Structured figure records:
○ ○ ○
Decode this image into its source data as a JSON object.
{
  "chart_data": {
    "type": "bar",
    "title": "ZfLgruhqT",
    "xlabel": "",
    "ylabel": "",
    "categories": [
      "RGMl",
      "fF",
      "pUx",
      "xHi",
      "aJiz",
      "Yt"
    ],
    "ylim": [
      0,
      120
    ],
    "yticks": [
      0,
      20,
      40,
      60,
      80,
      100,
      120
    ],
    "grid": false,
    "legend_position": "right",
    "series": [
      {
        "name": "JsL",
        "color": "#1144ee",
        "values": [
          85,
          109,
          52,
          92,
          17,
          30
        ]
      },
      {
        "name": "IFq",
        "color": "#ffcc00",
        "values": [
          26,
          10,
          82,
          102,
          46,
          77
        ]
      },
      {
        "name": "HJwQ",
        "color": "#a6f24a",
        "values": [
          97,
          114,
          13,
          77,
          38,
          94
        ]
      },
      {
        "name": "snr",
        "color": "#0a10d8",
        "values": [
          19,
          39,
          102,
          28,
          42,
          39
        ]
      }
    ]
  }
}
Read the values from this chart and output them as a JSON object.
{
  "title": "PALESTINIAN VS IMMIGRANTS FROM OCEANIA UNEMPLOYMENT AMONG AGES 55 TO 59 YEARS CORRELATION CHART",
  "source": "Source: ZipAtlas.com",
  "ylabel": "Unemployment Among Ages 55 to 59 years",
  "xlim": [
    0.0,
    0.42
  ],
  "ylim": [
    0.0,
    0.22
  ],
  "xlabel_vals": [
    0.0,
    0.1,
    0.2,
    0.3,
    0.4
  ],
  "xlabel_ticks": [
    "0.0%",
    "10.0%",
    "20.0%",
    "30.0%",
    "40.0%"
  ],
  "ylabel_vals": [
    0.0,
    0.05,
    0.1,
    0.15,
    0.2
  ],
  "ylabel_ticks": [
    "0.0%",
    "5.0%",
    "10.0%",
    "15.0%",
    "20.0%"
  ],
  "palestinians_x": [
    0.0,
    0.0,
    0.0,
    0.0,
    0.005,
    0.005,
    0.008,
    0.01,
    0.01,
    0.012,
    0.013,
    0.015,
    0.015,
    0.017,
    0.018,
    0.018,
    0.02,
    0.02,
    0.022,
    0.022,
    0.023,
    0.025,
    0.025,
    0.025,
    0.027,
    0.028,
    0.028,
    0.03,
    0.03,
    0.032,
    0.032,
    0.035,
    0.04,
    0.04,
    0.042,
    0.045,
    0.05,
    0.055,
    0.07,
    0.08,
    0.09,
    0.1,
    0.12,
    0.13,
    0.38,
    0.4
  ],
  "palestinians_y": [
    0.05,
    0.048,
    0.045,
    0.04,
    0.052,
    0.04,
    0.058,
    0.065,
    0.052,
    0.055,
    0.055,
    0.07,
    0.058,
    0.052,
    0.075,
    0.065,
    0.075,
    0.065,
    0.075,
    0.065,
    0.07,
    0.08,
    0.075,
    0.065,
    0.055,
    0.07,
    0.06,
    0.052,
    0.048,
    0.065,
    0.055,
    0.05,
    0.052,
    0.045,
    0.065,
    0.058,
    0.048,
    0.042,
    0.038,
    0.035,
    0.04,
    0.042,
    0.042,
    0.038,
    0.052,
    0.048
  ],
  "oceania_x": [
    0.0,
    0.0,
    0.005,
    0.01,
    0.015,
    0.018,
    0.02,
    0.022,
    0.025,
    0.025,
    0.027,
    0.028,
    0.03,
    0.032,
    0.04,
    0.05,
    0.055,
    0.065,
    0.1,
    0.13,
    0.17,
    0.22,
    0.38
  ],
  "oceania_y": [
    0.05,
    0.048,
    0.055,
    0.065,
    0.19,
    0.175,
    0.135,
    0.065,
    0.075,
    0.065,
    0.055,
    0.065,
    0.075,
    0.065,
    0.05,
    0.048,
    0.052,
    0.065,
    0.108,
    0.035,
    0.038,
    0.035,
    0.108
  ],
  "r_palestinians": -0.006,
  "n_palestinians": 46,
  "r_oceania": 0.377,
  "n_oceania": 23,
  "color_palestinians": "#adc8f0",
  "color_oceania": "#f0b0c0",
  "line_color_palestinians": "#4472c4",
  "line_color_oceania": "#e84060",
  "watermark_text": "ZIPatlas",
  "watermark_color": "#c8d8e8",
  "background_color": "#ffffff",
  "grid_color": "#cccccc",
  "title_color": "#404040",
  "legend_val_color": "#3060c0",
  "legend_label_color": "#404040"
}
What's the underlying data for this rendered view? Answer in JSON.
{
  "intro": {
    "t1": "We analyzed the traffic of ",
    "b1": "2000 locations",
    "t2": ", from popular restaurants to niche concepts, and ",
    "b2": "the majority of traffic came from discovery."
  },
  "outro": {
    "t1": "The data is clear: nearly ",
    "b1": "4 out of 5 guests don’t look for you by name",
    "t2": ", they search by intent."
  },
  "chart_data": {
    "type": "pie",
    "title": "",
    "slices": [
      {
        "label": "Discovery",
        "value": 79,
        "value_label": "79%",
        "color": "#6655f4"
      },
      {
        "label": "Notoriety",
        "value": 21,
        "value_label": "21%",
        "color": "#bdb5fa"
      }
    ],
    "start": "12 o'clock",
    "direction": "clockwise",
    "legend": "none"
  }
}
○ ○ ○
Problem to solve:
Output the line containing "What's the underlying" and all lines after it to the end of the records, exactly as given.

Solution to this task:
What's the underlying data for this rendered view? Answer in JSON.
{
  "intro": {
    "t1": "We analyzed the traffic of ",
    "b1": "2000 locations",
    "t2": ", from popular restaurants to niche concepts, and ",
    "b2": "the majority of traffic came from discovery."
  },
  "outro": {
    "t1": "The data is clear: nearly ",
    "b1": "4 out of 5 guests don’t look for you by name",
    "t2": ", they search by intent."
  },
  "chart_data": {
    "type": "pie",
    "title": "",
    "slices": [
      {
        "label": "Discovery",
        "value": 79,
        "value_label": "79%",
        "color": "#6655f4"
      },
      {
        "label": "Notoriety",
        "value": 21,
        "value_label": "21%",
        "color": "#bdb5fa"
      }
    ],
    "start": "12 o'clock",
    "direction": "clockwise",
    "legend": "none"
  }
}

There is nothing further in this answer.